## TASK TO COMPLETE
Restate the entries word for word, omitting nothing.

## INPUT RECORDS
=======

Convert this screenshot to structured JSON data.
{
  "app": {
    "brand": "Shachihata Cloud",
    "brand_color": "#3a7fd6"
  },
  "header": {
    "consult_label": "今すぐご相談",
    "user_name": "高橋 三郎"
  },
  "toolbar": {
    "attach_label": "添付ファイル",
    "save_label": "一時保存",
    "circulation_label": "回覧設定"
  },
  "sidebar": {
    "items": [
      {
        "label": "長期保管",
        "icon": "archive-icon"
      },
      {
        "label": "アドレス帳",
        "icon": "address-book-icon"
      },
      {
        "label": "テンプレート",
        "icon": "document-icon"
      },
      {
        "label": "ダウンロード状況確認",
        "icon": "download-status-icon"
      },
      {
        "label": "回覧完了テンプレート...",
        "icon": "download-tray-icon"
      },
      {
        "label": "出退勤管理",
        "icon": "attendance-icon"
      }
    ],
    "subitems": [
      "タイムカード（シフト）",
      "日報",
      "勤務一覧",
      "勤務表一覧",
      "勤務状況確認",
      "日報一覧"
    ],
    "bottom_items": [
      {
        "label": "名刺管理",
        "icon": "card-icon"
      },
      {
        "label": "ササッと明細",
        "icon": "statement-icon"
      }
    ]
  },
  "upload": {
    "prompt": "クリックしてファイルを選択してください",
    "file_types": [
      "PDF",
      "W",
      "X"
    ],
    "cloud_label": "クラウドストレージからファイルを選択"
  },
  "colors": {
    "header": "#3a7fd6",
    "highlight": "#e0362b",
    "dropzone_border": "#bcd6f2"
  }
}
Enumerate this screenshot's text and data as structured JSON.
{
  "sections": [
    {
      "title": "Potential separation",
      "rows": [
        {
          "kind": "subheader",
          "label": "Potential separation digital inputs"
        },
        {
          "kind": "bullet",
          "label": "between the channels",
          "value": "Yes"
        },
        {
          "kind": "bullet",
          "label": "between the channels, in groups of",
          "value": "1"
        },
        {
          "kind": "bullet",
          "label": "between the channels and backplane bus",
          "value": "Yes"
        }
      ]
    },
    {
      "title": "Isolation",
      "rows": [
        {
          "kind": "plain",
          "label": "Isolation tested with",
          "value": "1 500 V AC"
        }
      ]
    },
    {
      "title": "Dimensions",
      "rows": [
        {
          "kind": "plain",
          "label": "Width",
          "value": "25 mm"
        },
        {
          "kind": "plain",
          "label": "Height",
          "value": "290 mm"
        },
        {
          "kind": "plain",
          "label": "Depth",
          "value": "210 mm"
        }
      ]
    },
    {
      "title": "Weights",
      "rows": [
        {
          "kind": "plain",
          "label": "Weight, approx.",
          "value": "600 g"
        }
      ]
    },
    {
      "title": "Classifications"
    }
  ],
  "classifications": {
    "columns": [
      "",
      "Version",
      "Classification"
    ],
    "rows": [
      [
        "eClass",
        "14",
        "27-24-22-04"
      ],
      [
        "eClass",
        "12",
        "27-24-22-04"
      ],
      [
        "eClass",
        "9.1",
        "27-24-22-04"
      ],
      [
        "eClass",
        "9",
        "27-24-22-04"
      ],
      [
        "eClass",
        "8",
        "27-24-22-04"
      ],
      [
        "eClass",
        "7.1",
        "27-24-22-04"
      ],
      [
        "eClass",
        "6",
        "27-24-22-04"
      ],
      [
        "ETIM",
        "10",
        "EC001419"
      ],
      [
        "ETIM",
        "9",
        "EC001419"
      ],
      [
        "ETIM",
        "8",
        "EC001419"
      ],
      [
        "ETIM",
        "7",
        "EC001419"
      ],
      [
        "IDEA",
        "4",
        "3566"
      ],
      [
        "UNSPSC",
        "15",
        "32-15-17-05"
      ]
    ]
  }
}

=======

## ANSWER TO THE EXERCISE
Convert this screenshot to structured JSON data.
{
  "app": {
    "brand": "Shachihata Cloud",
    "brand_color": "#3a7fd6"
  },
  "header": {
    "consult_label": "今すぐご相談",
    "user_name": "高橋 三郎"
  },
  "toolbar": {
    "attach_label": "添付ファイル",
    "save_label": "一時保存",
    "circulation_label": "回覧設定"
  },
  "sidebar": {
    "items": [
      {
        "label": "長期保管",
        "icon": "archive-icon"
      },
      {
        "label": "アドレス帳",
        "icon": "address-book-icon"
      },
      {
        "label": "テンプレート",
        "icon": "document-icon"
      },
      {
        "label": "ダウンロード状況確認",
        "icon": "download-status-icon"
      },
      {
        "label": "回覧完了テンプレート...",
        "icon": "download-tray-icon"
      },
      {
        "label": "出退勤管理",
        "icon": "attendance-icon"
      }
    ],
    "subitems": [
      "タイムカード（シフト）",
      "日報",
      "勤務一覧",
      "勤務表一覧",
      "勤務状況確認",
      "日報一覧"
    ],
    "bottom_items": [
      {
        "label": "名刺管理",
        "icon": "card-icon"
      },
      {
        "label": "ササッと明細",
        "icon": "statement-icon"
      }
    ]
  },
  "upload": {
    "prompt": "クリックしてファイルを選択してください",
    "file_types": [
      "PDF",
      "W",
      "X"
    ],
    "cloud_label": "クラウドストレージからファイルを選択"
  },
  "colors": {
    "header": "#3a7fd6",
    "highlight": "#e0362b",
    "dropzone_border": "#bcd6f2"
  }
}
Enumerate this screenshot's text and data as structured JSON.
{
  "sections": [
    {
      "title": "Potential separation",
      "rows": [
        {
          "kind": "subheader",
          "label": "Potential separation digital inputs"
        },
        {
          "kind": "bullet",
          "label": "between the channels",
          "value": "Yes"
        },
        {
          "kind": "bullet",
          "label": "between the channels, in groups of",
          "value": "1"
        },
        {
          "kind": "bullet",
          "label": "between the channels and backplane bus",
          "value": "Yes"
        }
      ]
    },
    {
      "title": "Isolation",
      "rows": [
        {
          "kind": "plain",
          "label": "Isolation tested with",
          "value": "1 500 V AC"
        }
      ]
    },
    {
      "title": "Dimensions",
      "rows": [
        {
          "kind": "plain",
          "label": "Width",
          "value": "25 mm"
        },
        {
          "kind": "plain",
          "label": "Height",
          "value": "290 mm"
        },
        {
          "kind": "plain",
          "label": "Depth",
          "value": "210 mm"
        }
      ]
    },
    {
      "title": "Weights",
      "rows": [
        {
          "kind": "plain",
          "label": "Weight, approx.",
          "value": "600 g"
        }
      ]
    },
    {
      "title": "Classifications"
    }
  ],
  "classifications": {
    "columns": [
      "",
      "Version",
      "Classification"
    ],
    "rows": [
      [
        "eClass",
        "14",
        "27-24-22-04"
      ],
      [
        "eClass",
        "12",
        "27-24-22-04"
      ],
      [
        "eClass",
        "9.1",
        "27-24-22-04"
      ],
      [
        "eClass",
        "9",
        "27-24-22-04"
      ],
      [
        "eClass",
        "8",
        "27-24-22-04"
      ],
      [
        "eClass",
        "7.1",
        "27-24-22-04"
      ],
      [
        "eClass",
        "6",
        "27-24-22-04"
      ],
      [
        "ETIM",
        "10",
        "EC001419"
      ],
      [
        "ETIM",
        "9",
        "EC001419"
      ],
      [
        "ETIM",
        "8",
        "EC001419"
      ],
      [
        "ETIM",
        "7",
        "EC001419"
      ],
      [
        "IDEA",
        "4",
        "3566"
      ],
      [
        "UNSPSC",
        "15",
        "32-15-17-05"
      ]
    ]
  }
}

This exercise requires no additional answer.